**Problem to solve**
Any pictures in the records below should be skipped; write out everything else exactly.

**Dataset**
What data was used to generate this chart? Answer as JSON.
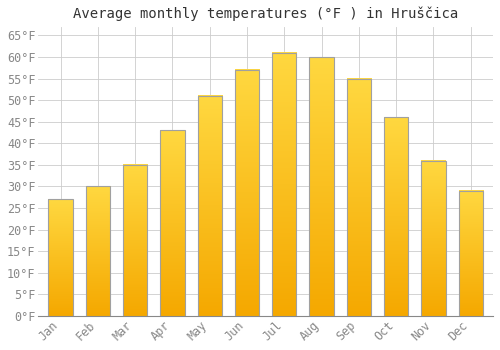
{
  "title": "Average monthly temperatures (°F ) in Hruščica",
  "months": [
    "Jan",
    "Feb",
    "Mar",
    "Apr",
    "May",
    "Jun",
    "Jul",
    "Aug",
    "Sep",
    "Oct",
    "Nov",
    "Dec"
  ],
  "values": [
    27,
    30,
    35,
    43,
    51,
    57,
    61,
    60,
    55,
    46,
    36,
    29
  ],
  "bar_color_bottom": "#F5A800",
  "bar_color_top": "#FFD840",
  "bar_edge_color": "#A0A0A0",
  "background_color": "#FFFFFF",
  "grid_color": "#CCCCCC",
  "text_color": "#888888",
  "ylim": [
    0,
    67
  ],
  "yticks": [
    0,
    5,
    10,
    15,
    20,
    25,
    30,
    35,
    40,
    45,
    50,
    55,
    60,
    65
  ],
  "title_fontsize": 10,
  "tick_fontsize": 8.5,
  "font_family": "monospace"
}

**Solved problem**
What data was used to generate this chart? Answer as JSON.
{
  "title": "Average monthly temperatures (°F ) in Hruščica",
  "months": [
    "Jan",
    "Feb",
    "Mar",
    "Apr",
    "May",
    "Jun",
    "Jul",
    "Aug",
    "Sep",
    "Oct",
    "Nov",
    "Dec"
  ],
  "values": [
    27,
    30,
    35,
    43,
    51,
    57,
    61,
    60,
    55,
    46,
    36,
    29
  ],
  "bar_color_bottom": "#F5A800",
  "bar_color_top": "#FFD840",
  "bar_edge_color": "#A0A0A0",
  "background_color": "#FFFFFF",
  "grid_color": "#CCCCCC",
  "text_color": "#888888",
  "ylim": [
    0,
    67
  ],
  "yticks": [
    0,
    5,
    10,
    15,
    20,
    25,
    30,
    35,
    40,
    45,
    50,
    55,
    60,
    65
  ],
  "title_fontsize": 10,
  "tick_fontsize": 8.5,
  "font_family": "monospace"
}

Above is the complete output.